Problem set =
1. List every person the concert review names.
2. Extend the concert review from its last sentence, keeping its tone.

Extract =
......

Forged in Sound: Heavy Metal Orchestrated review – hard-rocking mashup rides the lightning

A man in full on heavy metal armour costume singing on stage with orchestra in foreground
Armour plated … Mr Lordi with the Philharmonia Orchestra at Forged in Sound, part of the Southbank Centre’s Multitudes festival. Photograph: Pete Woodhead

‘You’re in for a very loud evening,” warned Mark Ball, the Southbank Centre’s artistic director, to whoops of audience approval. True by classical music standards, but I doubt these were decibel levels to write home about for the rock and heavy metal regulars. And yes, this latest programme in Multitudes – the centre’s annual “orchestra-powered” multi-arts extravaganza – attracted a crowd in which band T-shirts, black lipstick and leather mingled with office wear, fleeces and everything in between.

The Philharmonia had swapped white tie and tails for further smatterings of leather jackets and band merch. Conductor Santtu-Matias Rouvali reappeared after the interval wearing industrial quantities of eyeliner. Among other things, this concert was a reminder of just how spectacular a big orchestra can be. As I heard someone marvel after the first half: “You think, ‘where’s that sound coming from, then?’”

Above all, it was a performance that revelled in the power of sound. In Wagner’s Ride of the Valkyries, the Philharmonia strings were disconcertingly tinny thanks to heavy amplification. But the payoff came when the orchestra was joined by two electric guitars, electric bass and drumkit – positioned behind thickets of protective Perspex – in an arrangement that simultaneously turned up Wagner’s bass and the rhythmic drive.

......

Given data =
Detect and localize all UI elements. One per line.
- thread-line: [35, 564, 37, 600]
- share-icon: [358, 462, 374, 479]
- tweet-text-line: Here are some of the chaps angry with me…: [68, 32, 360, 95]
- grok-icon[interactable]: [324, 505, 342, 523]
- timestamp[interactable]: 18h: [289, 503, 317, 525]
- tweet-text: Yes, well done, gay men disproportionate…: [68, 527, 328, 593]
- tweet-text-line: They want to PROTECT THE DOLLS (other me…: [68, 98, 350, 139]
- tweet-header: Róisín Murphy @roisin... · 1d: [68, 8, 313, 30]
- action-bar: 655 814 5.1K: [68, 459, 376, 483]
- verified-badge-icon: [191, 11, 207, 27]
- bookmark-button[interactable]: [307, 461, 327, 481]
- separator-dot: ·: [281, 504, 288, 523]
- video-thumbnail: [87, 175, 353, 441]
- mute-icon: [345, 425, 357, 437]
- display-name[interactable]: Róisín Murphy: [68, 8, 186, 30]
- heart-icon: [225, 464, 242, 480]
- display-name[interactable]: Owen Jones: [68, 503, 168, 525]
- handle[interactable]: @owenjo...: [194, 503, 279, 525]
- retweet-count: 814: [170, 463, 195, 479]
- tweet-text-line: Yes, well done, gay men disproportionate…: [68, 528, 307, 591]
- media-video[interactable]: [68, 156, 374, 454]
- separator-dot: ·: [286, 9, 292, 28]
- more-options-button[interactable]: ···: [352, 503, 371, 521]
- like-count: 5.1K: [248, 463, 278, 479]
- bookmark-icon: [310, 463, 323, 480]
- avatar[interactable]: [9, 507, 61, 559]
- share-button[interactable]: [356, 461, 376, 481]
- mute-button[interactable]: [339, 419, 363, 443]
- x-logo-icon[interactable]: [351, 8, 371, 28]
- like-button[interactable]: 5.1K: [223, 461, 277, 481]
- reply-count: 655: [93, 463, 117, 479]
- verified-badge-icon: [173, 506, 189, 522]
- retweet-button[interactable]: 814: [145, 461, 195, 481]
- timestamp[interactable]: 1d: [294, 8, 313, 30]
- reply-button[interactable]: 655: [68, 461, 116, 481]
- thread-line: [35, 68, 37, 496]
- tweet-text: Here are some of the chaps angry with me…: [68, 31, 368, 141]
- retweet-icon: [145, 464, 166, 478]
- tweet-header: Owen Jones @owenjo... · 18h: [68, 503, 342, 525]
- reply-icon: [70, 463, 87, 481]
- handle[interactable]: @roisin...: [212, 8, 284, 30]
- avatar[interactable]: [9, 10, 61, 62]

......

Final answers =
1. Mr Lordi, Pete Woodhead, Mark Ball, Santtu-Matias Rouvali, Wagner

2.
Other classical hits (Holst’s Mars, an unlikely blast of the Adagietto from Mahler’s Fifth, the Presto from Vivaldi’s Summer) jostled symphonic arrangements of rock favourites. The Philharmonia’s strings and harp served up live cosmic shimmer in Metallica’s Orion and delicious trumpet squeals in Suzi Quatro’s Can the Can. Quatro provided more punk than pitch in her own song, but her alto profundo was surprisingly effective in Bob Dylan’s Knockin’ on Heaven’s Door. The Kills’ Alison Mosshart and Finnish rocker Mr Lordi brought additional star power, the latter commanding audience clap-alongs.

That this gently anarchic mashup was so persuasive was ultimately thanks to Rouvali. Energetically engaged through classical and rock numbers, the sometime rock drummer swapped his podium for the kit in Lordi’s 2006 Eurovision-winning Hard Rock Hallelujah, deftly driving this concert to its close from rock’s own engine room.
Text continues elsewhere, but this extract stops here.